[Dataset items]
<<<<

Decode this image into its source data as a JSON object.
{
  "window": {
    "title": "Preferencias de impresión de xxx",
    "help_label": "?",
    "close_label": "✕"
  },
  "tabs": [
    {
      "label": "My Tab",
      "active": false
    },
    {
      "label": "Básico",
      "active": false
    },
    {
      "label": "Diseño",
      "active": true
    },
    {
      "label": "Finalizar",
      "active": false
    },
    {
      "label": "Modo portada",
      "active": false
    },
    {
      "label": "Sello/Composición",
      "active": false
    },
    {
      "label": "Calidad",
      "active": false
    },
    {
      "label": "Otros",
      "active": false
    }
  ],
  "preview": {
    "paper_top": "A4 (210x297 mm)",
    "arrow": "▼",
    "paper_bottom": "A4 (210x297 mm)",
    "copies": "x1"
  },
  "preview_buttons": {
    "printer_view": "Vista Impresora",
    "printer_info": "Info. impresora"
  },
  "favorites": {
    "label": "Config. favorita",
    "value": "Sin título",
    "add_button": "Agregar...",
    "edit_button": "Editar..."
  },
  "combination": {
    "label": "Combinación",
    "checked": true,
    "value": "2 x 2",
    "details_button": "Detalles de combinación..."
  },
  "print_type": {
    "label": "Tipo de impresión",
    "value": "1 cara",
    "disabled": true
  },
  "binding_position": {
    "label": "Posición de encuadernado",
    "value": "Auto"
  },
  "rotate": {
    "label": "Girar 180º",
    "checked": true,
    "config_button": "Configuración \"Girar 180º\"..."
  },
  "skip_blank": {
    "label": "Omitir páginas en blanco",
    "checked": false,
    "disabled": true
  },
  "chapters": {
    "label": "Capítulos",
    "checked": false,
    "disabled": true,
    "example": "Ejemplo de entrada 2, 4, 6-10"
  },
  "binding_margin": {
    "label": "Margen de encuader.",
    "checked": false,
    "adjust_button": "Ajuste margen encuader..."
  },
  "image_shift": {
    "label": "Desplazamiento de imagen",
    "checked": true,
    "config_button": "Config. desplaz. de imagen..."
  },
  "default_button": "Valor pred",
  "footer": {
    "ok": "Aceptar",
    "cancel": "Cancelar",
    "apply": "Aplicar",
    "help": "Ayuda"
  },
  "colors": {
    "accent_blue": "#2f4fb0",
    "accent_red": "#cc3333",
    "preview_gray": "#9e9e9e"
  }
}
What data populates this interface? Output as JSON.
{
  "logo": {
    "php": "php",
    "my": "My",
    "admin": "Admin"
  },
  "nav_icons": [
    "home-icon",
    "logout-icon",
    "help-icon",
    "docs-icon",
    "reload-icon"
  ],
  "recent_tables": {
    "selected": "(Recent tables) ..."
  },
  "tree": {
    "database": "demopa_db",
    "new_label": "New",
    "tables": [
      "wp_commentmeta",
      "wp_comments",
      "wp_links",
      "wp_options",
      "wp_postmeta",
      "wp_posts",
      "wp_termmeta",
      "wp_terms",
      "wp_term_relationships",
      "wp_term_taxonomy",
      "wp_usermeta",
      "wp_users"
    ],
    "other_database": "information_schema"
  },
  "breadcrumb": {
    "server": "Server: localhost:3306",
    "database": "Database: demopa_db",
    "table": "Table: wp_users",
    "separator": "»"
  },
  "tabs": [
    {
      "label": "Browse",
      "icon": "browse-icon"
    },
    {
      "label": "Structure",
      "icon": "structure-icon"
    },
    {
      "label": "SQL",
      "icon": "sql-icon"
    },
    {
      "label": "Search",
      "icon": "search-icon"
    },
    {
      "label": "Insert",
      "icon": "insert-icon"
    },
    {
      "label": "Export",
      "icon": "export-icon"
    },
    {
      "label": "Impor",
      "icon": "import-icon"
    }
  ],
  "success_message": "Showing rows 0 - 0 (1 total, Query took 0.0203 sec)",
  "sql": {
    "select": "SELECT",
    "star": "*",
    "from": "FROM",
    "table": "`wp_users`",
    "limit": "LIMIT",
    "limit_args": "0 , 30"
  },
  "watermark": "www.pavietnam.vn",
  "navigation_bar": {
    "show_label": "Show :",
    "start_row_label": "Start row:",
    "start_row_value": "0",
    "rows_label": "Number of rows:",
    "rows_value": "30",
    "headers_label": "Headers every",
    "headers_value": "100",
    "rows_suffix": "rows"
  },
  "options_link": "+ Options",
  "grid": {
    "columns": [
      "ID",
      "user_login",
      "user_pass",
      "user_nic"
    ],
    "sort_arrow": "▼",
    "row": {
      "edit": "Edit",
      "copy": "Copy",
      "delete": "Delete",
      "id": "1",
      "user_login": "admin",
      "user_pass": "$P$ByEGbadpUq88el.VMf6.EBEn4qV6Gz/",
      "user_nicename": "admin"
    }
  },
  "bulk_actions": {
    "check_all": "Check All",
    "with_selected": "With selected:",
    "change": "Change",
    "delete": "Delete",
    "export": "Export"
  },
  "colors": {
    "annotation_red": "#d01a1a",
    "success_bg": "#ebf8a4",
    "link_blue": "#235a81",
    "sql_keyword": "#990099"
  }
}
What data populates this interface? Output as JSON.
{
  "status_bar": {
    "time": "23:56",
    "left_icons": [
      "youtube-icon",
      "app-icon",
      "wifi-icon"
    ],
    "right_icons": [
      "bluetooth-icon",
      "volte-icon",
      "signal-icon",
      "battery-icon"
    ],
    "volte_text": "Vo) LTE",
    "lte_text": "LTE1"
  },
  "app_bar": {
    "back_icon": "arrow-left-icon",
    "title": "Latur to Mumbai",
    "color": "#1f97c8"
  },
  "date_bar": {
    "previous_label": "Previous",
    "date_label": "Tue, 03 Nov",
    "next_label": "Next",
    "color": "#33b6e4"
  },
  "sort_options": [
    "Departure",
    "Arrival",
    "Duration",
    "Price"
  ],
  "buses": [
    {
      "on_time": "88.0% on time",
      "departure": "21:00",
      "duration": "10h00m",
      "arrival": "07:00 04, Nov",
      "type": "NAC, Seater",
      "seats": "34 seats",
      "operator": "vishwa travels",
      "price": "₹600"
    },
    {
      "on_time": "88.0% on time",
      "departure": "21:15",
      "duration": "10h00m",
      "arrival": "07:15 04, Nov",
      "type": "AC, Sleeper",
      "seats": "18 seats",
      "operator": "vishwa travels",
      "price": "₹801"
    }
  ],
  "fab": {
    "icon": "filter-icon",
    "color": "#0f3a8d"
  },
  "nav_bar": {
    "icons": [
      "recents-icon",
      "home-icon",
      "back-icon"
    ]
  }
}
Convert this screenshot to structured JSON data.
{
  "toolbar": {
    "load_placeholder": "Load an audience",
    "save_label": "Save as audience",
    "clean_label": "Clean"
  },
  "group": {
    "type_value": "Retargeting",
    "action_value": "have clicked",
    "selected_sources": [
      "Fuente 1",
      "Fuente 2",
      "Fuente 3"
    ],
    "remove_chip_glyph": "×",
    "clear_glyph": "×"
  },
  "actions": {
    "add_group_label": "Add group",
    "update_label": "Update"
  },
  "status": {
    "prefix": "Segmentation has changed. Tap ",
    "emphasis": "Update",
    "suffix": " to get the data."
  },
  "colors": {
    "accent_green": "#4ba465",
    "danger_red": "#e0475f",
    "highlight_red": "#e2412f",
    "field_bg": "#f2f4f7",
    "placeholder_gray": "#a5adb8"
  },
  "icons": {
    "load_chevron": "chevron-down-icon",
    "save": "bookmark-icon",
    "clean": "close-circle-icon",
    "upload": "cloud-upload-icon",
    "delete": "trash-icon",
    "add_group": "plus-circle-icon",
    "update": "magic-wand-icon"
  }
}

>>>>

**PROMPT:** Locate each line with the word "this" and copy it.

**TASK SOLUTION:**
Decode this image into its source data as a JSON object.
What data populates this interface? Output as JSON.
What data populates this interface? Output as JSON.
Convert this screenshot to structured JSON data.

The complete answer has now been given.